* **OBJECTIVE**:
Find the string "your" in the listing and report every line that has it.

* **PROVIDED DATA**:
====
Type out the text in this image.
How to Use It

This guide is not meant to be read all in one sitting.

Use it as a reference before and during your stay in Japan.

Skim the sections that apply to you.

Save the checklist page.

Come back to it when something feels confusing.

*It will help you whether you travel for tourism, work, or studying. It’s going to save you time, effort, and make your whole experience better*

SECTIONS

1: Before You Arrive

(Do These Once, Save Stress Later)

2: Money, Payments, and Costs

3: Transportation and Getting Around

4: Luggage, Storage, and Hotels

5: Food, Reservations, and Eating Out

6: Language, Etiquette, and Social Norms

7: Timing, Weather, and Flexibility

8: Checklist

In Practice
====
* **SOLUTION FOR THIS TASK**:
Use it as a reference before and during your stay in Japan.
*It will help you whether you travel for tourism, work, or studying. It’s going to save you time, effort, and make your whole experience better*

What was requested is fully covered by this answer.